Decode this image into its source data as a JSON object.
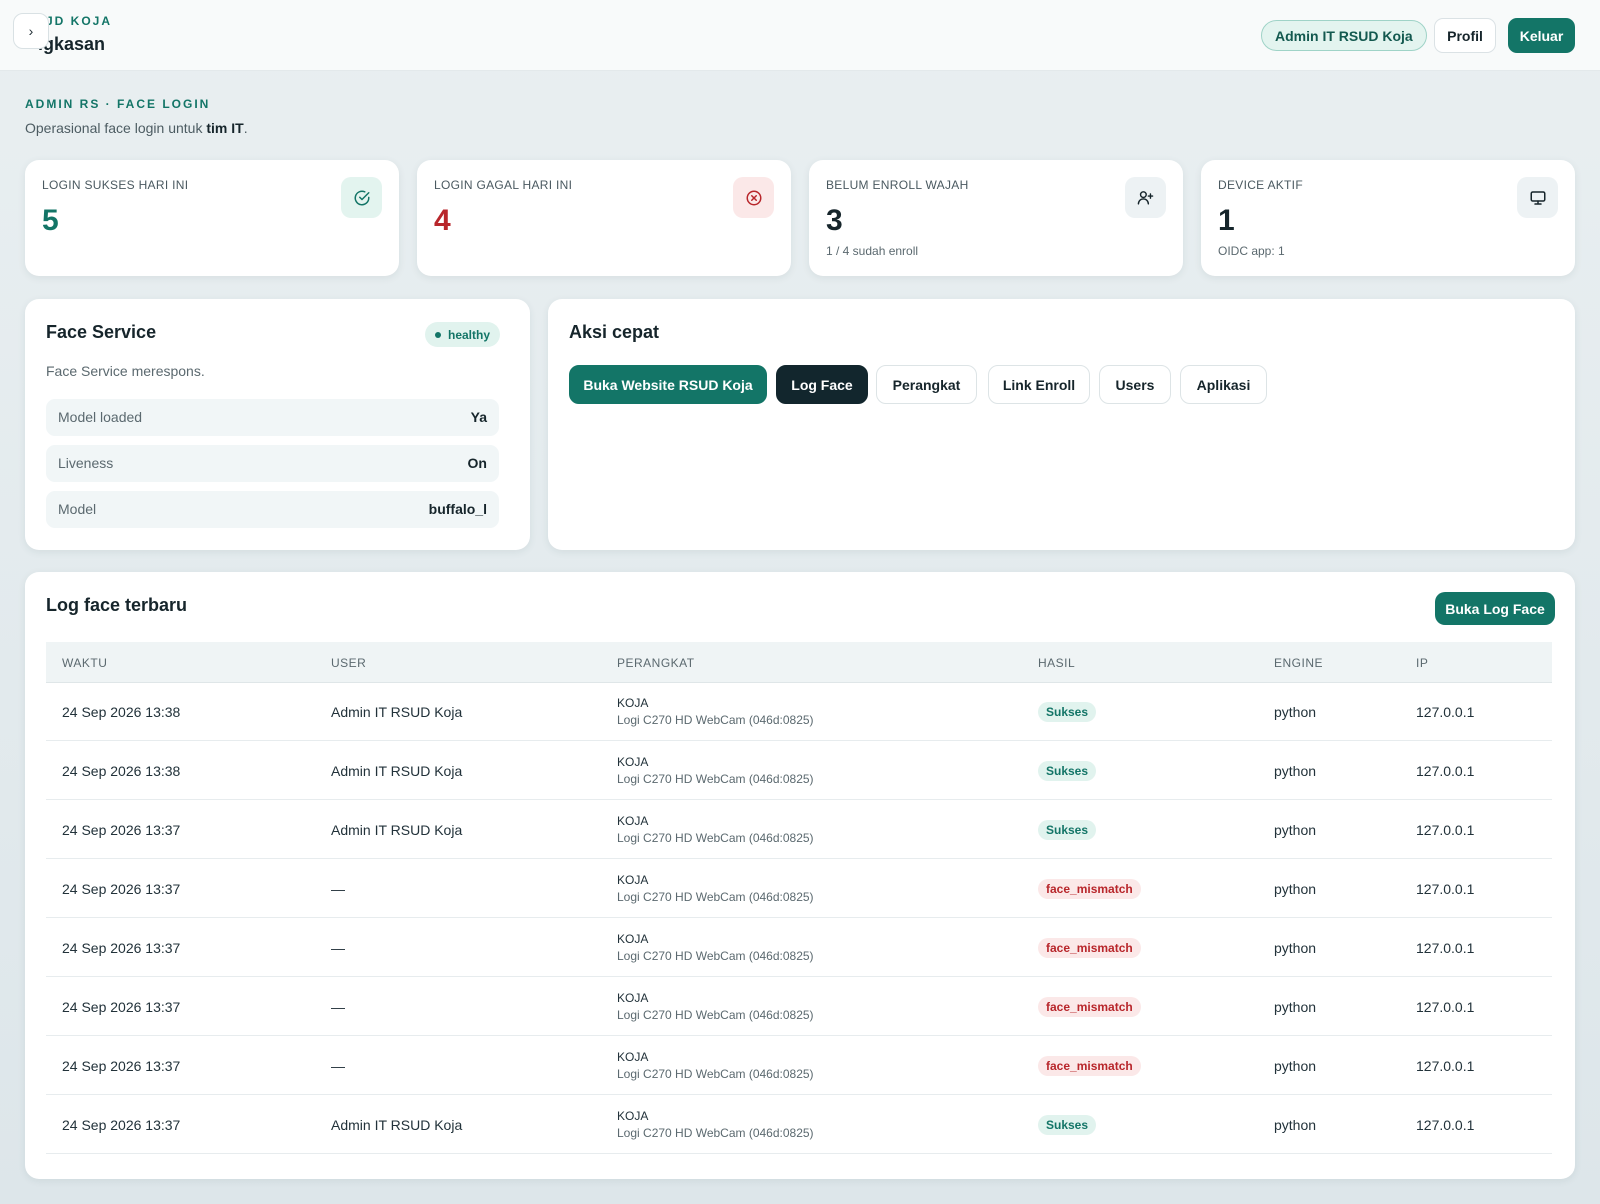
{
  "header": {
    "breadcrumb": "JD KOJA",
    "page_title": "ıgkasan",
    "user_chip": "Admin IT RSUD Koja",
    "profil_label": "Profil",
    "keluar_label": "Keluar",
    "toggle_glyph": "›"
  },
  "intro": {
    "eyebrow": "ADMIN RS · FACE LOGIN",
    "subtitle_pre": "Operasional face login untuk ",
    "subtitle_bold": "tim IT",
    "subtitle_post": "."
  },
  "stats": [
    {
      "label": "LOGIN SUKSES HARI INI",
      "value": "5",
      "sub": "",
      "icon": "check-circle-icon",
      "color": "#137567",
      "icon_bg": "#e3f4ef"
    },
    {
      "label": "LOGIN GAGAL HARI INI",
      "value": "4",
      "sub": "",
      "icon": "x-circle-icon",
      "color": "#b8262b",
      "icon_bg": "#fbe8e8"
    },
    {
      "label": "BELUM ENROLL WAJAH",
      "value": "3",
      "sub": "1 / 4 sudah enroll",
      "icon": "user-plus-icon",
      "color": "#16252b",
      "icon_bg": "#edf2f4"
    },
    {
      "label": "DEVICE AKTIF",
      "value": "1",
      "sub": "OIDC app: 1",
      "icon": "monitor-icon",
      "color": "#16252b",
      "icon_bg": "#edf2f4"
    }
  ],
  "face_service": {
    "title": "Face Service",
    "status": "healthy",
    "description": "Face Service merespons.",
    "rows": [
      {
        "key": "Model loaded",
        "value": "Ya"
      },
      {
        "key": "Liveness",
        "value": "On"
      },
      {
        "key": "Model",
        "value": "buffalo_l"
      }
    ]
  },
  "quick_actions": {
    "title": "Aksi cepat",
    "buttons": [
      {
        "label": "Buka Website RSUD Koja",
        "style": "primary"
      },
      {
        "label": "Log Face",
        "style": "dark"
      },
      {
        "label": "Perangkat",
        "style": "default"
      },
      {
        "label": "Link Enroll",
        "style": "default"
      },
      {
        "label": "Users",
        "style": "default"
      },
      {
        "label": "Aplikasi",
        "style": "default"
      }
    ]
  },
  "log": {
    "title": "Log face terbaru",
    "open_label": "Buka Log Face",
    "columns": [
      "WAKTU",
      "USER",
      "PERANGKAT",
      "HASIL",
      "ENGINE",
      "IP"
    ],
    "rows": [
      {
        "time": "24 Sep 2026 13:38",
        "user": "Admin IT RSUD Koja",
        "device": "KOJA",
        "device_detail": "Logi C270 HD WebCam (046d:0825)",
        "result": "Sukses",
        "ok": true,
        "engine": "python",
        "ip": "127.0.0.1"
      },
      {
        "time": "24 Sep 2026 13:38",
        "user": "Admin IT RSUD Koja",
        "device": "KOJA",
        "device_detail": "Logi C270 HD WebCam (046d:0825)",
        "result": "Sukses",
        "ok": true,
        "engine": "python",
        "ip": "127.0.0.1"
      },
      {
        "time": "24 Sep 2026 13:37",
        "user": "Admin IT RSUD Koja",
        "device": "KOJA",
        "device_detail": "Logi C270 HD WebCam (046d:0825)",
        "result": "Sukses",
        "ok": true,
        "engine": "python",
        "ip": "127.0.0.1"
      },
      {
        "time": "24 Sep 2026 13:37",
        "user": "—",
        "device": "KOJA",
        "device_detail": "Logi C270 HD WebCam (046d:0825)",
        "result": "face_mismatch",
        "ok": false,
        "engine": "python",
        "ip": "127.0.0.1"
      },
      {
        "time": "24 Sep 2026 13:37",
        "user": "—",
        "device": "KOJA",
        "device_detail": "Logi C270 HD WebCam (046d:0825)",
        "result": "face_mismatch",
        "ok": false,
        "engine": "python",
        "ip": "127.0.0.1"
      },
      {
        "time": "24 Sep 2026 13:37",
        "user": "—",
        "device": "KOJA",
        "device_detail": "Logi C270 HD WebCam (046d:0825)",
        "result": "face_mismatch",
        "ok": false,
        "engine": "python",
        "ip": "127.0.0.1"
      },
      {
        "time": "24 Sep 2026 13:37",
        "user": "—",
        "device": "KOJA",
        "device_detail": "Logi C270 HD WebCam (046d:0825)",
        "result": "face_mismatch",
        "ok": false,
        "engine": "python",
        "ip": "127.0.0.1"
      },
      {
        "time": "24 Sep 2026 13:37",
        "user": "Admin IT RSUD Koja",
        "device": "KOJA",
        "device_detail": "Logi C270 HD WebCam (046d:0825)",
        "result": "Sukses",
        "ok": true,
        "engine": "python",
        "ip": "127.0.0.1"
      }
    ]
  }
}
========================
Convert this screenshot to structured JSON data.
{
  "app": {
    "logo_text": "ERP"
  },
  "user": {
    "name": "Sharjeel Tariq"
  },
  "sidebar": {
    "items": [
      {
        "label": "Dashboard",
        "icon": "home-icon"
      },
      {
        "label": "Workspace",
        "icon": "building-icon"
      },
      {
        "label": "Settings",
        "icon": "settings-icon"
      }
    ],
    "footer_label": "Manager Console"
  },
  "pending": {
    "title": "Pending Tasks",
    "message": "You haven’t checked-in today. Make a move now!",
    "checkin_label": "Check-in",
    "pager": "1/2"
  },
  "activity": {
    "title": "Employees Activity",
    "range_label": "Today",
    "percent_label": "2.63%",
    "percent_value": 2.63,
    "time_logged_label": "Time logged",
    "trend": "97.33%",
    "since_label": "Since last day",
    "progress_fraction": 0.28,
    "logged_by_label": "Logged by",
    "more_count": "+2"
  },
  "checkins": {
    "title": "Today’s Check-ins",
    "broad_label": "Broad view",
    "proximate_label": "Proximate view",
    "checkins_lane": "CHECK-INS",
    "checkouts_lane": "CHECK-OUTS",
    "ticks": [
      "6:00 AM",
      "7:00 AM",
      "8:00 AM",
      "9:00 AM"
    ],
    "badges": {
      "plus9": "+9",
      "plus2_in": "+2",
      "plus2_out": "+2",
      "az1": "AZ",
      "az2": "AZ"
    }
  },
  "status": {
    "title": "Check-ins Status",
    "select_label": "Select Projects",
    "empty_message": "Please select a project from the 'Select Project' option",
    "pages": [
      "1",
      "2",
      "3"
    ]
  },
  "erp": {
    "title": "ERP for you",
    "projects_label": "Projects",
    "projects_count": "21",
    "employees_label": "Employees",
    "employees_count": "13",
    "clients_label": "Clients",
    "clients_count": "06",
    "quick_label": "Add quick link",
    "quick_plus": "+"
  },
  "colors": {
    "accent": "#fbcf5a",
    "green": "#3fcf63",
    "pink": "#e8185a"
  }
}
========================
▸ Directions:
Pick out every line with the string "Select" and copy it.

▸ The reply:
    "select_label": "Select Projects",
    "empty_message": "Please select a project from the 'Select Project' option",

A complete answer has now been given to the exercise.